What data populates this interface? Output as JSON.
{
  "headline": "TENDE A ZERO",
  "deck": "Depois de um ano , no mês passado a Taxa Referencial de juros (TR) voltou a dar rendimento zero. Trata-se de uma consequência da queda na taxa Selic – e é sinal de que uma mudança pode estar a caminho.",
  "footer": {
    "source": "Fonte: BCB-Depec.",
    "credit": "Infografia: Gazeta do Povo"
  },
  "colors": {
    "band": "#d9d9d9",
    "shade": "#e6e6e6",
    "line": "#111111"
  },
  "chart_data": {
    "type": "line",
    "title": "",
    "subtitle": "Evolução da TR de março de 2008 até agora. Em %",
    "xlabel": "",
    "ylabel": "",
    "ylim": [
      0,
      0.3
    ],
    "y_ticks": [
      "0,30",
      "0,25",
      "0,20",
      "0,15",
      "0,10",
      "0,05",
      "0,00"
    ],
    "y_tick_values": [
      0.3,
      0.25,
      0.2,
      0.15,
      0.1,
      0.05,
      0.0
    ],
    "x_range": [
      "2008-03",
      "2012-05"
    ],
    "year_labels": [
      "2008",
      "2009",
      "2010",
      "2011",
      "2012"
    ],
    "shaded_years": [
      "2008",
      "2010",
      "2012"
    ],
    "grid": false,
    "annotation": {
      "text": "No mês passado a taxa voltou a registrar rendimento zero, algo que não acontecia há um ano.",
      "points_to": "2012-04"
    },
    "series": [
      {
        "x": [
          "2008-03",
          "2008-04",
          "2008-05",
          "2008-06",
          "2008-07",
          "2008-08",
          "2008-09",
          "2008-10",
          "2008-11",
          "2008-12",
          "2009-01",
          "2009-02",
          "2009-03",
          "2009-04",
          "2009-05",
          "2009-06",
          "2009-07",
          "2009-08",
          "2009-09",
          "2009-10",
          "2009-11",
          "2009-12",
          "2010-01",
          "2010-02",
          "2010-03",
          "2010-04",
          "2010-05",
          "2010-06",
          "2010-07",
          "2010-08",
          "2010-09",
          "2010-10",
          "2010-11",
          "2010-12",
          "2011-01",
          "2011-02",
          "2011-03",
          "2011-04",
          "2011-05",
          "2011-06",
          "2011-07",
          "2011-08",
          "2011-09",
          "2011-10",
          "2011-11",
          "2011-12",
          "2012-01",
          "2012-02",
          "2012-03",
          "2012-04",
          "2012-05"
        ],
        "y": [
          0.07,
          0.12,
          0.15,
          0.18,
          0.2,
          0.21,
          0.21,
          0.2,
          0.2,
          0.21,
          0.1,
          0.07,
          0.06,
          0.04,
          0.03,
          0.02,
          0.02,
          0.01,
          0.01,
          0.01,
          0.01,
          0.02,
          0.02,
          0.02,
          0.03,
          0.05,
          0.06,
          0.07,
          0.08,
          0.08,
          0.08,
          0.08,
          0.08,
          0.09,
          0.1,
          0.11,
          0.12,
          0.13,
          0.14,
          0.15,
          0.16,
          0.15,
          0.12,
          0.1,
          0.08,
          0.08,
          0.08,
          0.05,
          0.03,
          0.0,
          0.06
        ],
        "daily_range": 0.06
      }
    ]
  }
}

▶ [WHAT THE TASK ASKS]: Extract each line from the listing above, please, and repeat it exactly.

▶ [WRITTEN ANSWER]:
What data populates this interface? Output as JSON.
{
  "headline": "TENDE A ZERO",
  "deck": "Depois de um ano , no mês passado a Taxa Referencial de juros (TR) voltou a dar rendimento zero. Trata-se de uma consequência da queda na taxa Selic – e é sinal de que uma mudança pode estar a caminho.",
  "footer": {
    "source": "Fonte: BCB-Depec.",
    "credit": "Infografia: Gazeta do Povo"
  },
  "colors": {
    "band": "#d9d9d9",
    "shade": "#e6e6e6",
    "line": "#111111"
  },
  "chart_data": {
    "type": "line",
    "title": "",
    "subtitle": "Evolução da TR de março de 2008 até agora. Em %",
    "xlabel": "",
    "ylabel": "",
    "ylim": [
      0,
      0.3
    ],
    "y_ticks": [
      "0,30",
      "0,25",
      "0,20",
      "0,15",
      "0,10",
      "0,05",
      "0,00"
    ],
    "y_tick_values": [
      0.3,
      0.25,
      0.2,
      0.15,
      0.1,
      0.05,
      0.0
    ],
    "x_range": [
      "2008-03",
      "2012-05"
    ],
    "year_labels": [
      "2008",
      "2009",
      "2010",
      "2011",
      "2012"
    ],
    "shaded_years": [
      "2008",
      "2010",
      "2012"
    ],
    "grid": false,
    "annotation": {
      "text": "No mês passado a taxa voltou a registrar rendimento zero, algo que não acontecia há um ano.",
      "points_to": "2012-04"
    },
    "series": [
      {
        "x": [
          "2008-03",
          "2008-04",
          "2008-05",
          "2008-06",
          "2008-07",
          "2008-08",
          "2008-09",
          "2008-10",
          "2008-11",
          "2008-12",
          "2009-01",
          "2009-02",
          "2009-03",
          "2009-04",
          "2009-05",
          "2009-06",
          "2009-07",
          "2009-08",
          "2009-09",
          "2009-10",
          "2009-11",
          "2009-12",
          "2010-01",
          "2010-02",
          "2010-03",
          "2010-04",
          "2010-05",
          "2010-06",
          "2010-07",
          "2010-08",
          "2010-09",
          "2010-10",
          "2010-11",
          "2010-12",
          "2011-01",
          "2011-02",
          "2011-03",
          "2011-04",
          "2011-05",
          "2011-06",
          "2011-07",
          "2011-08",
          "2011-09",
          "2011-10",
          "2011-11",
          "2011-12",
          "2012-01",
          "2012-02",
          "2012-03",
          "2012-04",
          "2012-05"
        ],
        "y": [
          0.07,
          0.12,
          0.15,
          0.18,
          0.2,
          0.21,
          0.21,
          0.2,
          0.2,
          0.21,
          0.1,
          0.07,
          0.06,
          0.04,
          0.03,
          0.02,
          0.02,
          0.01,
          0.01,
          0.01,
          0.01,
          0.02,
          0.02,
          0.02,
          0.03,
          0.05,
          0.06,
          0.07,
          0.08,
          0.08,
          0.08,
          0.08,
          0.08,
          0.09,
          0.1,
          0.11,
          0.12,
          0.13,
          0.14,
          0.15,
          0.16,
          0.15,
          0.12,
          0.1,
          0.08,
          0.08,
          0.08,
          0.05,
          0.03,
          0.0,
          0.06
        ],
        "daily_range": 0.06
      }
    ]
  }
}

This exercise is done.